WHAT IS NEEDED:
From the entries below, extract every line that includes the word "package".

Entries taken from a collection:
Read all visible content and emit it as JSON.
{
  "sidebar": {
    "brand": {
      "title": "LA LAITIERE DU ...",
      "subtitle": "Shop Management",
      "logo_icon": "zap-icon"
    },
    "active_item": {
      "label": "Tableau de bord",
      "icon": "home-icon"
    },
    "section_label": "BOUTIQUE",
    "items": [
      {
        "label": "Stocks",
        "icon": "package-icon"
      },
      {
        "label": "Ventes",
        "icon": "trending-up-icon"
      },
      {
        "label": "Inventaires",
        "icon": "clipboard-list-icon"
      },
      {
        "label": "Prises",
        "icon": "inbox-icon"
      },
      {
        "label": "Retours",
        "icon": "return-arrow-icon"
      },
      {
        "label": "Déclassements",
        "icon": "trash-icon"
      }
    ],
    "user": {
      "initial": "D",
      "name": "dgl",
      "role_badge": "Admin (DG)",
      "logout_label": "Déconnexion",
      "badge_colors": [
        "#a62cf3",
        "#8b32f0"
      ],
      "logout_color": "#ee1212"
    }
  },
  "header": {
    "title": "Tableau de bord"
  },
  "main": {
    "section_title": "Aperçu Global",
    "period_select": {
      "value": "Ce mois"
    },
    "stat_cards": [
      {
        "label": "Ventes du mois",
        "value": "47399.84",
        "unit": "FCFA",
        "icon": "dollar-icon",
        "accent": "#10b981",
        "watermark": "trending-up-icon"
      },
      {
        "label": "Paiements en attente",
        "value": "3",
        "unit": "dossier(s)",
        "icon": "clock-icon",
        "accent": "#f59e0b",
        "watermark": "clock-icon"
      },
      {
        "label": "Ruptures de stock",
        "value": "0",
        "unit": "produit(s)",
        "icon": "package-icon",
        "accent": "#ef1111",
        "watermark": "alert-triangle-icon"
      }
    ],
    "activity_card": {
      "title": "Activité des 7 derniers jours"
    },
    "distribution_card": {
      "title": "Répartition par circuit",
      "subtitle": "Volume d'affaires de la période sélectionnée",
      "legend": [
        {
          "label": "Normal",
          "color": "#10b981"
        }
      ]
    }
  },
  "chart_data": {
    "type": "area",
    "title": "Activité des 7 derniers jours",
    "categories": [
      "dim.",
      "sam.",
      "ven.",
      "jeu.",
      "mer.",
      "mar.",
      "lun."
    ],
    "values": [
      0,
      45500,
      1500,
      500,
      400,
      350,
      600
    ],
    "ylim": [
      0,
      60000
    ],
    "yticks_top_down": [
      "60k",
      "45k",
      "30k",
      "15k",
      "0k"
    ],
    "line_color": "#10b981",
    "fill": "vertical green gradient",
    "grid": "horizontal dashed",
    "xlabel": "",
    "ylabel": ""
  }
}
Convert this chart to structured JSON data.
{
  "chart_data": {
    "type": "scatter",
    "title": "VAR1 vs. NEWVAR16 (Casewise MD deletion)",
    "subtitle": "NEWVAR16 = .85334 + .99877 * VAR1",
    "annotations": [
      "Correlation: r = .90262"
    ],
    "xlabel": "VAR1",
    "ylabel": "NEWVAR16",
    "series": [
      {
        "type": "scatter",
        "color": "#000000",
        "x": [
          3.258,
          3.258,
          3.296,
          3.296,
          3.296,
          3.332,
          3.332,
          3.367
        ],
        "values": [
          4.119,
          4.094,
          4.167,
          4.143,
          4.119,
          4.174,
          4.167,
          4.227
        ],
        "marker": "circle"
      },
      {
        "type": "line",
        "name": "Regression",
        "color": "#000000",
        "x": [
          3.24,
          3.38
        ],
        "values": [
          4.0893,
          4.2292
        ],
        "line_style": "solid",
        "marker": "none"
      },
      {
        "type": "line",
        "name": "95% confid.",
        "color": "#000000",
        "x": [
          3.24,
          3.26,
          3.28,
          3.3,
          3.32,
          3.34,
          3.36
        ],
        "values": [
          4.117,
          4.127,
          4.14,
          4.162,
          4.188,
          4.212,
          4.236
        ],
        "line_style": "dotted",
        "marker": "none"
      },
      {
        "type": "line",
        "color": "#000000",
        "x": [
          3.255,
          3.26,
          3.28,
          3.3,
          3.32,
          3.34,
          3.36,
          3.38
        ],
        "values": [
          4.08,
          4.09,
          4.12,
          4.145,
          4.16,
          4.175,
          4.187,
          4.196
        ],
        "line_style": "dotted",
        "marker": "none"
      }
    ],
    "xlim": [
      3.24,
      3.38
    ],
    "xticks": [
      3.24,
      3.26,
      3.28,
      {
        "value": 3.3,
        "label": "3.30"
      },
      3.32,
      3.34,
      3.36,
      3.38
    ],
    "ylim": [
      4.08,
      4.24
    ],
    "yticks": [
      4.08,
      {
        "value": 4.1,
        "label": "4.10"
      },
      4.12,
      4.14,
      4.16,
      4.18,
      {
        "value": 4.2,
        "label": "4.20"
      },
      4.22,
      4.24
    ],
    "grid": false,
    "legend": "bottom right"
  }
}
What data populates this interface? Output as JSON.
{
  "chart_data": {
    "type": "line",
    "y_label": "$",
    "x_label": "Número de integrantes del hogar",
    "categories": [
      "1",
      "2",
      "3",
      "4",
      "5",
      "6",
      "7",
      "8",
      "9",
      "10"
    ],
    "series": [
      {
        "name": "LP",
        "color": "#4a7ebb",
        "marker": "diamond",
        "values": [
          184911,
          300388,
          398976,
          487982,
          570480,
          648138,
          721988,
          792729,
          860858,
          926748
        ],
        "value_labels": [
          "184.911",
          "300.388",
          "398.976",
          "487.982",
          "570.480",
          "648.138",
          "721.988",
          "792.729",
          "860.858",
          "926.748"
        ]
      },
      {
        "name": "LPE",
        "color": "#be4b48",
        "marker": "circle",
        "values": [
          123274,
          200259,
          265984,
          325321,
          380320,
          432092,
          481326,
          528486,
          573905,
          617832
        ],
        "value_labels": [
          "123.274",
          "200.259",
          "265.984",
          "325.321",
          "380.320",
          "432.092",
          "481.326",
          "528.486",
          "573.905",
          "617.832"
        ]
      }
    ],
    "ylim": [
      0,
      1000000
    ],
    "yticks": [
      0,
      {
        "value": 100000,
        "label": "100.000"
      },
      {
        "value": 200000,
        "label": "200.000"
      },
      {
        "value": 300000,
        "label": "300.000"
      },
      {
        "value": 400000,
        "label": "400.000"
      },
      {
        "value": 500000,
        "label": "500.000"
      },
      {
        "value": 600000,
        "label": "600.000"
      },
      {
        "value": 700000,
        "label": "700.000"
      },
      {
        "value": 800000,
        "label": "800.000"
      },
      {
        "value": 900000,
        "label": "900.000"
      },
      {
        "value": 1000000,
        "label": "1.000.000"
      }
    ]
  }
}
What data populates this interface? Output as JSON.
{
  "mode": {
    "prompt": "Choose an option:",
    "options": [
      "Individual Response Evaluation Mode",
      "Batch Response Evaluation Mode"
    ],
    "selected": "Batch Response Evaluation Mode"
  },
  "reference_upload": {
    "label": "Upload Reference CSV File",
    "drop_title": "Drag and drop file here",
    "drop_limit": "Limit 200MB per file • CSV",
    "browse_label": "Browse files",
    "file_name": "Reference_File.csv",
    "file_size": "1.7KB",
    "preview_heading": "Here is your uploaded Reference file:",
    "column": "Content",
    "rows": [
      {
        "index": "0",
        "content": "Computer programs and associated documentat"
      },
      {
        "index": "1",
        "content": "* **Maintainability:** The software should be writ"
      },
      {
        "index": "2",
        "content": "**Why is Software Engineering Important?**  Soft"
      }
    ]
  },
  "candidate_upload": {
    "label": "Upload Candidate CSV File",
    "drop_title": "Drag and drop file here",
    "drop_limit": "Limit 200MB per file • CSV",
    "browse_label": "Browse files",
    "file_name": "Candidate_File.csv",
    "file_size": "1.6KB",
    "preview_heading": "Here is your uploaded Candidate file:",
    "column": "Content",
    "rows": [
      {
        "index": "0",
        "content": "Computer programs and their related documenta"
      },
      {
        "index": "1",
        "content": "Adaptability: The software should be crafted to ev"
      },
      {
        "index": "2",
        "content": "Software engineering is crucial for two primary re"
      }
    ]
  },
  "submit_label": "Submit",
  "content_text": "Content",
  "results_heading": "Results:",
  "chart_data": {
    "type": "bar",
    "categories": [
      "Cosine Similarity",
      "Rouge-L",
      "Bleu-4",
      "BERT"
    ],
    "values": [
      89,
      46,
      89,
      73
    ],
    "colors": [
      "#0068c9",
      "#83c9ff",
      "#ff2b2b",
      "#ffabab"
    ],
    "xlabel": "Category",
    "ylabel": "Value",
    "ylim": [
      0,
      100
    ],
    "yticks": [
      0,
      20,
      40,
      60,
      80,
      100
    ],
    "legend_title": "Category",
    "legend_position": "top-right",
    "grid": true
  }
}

RESPONSE TO THIS TASK:
        "icon": "package-icon"
        "icon": "package-icon",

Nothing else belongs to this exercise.